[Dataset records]
-- Begin --

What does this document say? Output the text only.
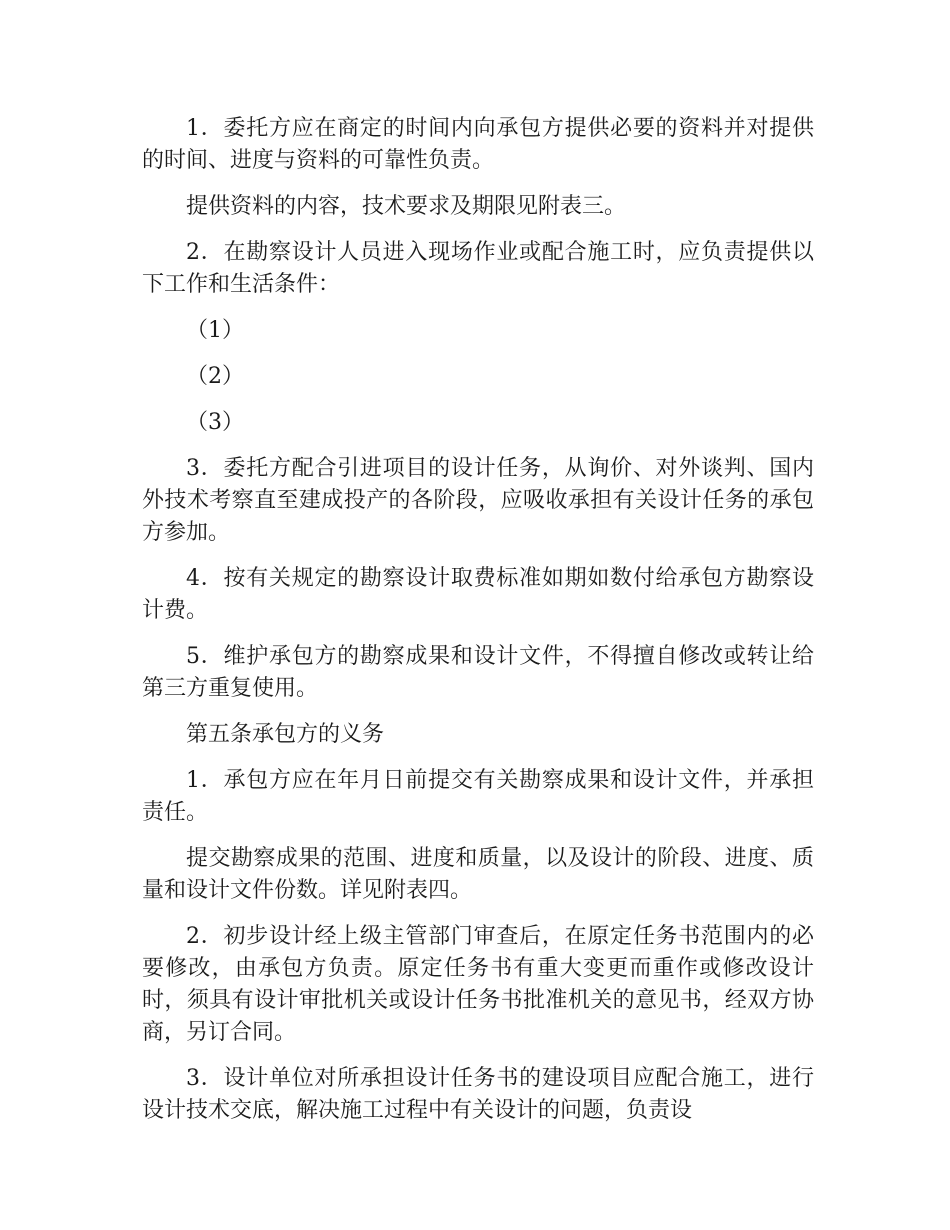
1．委托方应在商定的时间内向承包方提供必要的资料并对提供的时间、进度与资料的可靠性负责。

提供资料的内容，技术要求及期限见附表三。

2．在勘察设计人员进入现场作业或配合施工时，应负责提供以下工作和生活条件：

（1）

（2）

（3）

3．委托方配合引进项目的设计任务，从询价、对外谈判、国内外技术考察直至建成投产的各阶段，应吸收承担有关设计任务的承包方参加。

4．按有关规定的勘察设计取费标准如期如数付给承包方勘察设计费。

5．维护承包方的勘察成果和设计文件，不得擅自修改或转让给第三方重复使用。

第五条承包方的义务

1．承包方应在年月日前提交有关勘察成果和设计文件，并承担责任。

提交勘察成果的范围、进度和质量，以及设计的阶段、进度、质量和设计文件份数。详见附表四。

2．初步设计经上级主管部门审查后，在原定任务书范围内的必要修改，由承包方负责。原定任务书有重大变更而重作或修改设计时，须具有设计审批机关或设计任务书批准机关的意见书，经双方协商，另订合同。

3．设计单位对所承担设计任务书的建设项目应配合施工，进行设计技术交底，解决施工过程中有关设计的问题，负责设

-- End --

Set the data above down again exactly as given, with no pictures.

What does this document say? Output the text only.
1．委托方应在商定的时间内向承包方提供必要的资料并对提供的时间、进度与资料的可靠性负责。

提供资料的内容，技术要求及期限见附表三。

2．在勘察设计人员进入现场作业或配合施工时，应负责提供以下工作和生活条件：

（1）

（2）

（3）

3．委托方配合引进项目的设计任务，从询价、对外谈判、国内外技术考察直至建成投产的各阶段，应吸收承担有关设计任务的承包方参加。

4．按有关规定的勘察设计取费标准如期如数付给承包方勘察设计费。

5．维护承包方的勘察成果和设计文件，不得擅自修改或转让给第三方重复使用。

第五条承包方的义务

1．承包方应在年月日前提交有关勘察成果和设计文件，并承担责任。

提交勘察成果的范围、进度和质量，以及设计的阶段、进度、质量和设计文件份数。详见附表四。

2．初步设计经上级主管部门审查后，在原定任务书范围内的必要修改，由承包方负责。原定任务书有重大变更而重作或修改设计时，须具有设计审批机关或设计任务书批准机关的意见书，经双方协商，另订合同。

3．设计单位对所承担设计任务书的建设项目应配合施工，进行设计技术交底，解决施工过程中有关设计的问题，负责设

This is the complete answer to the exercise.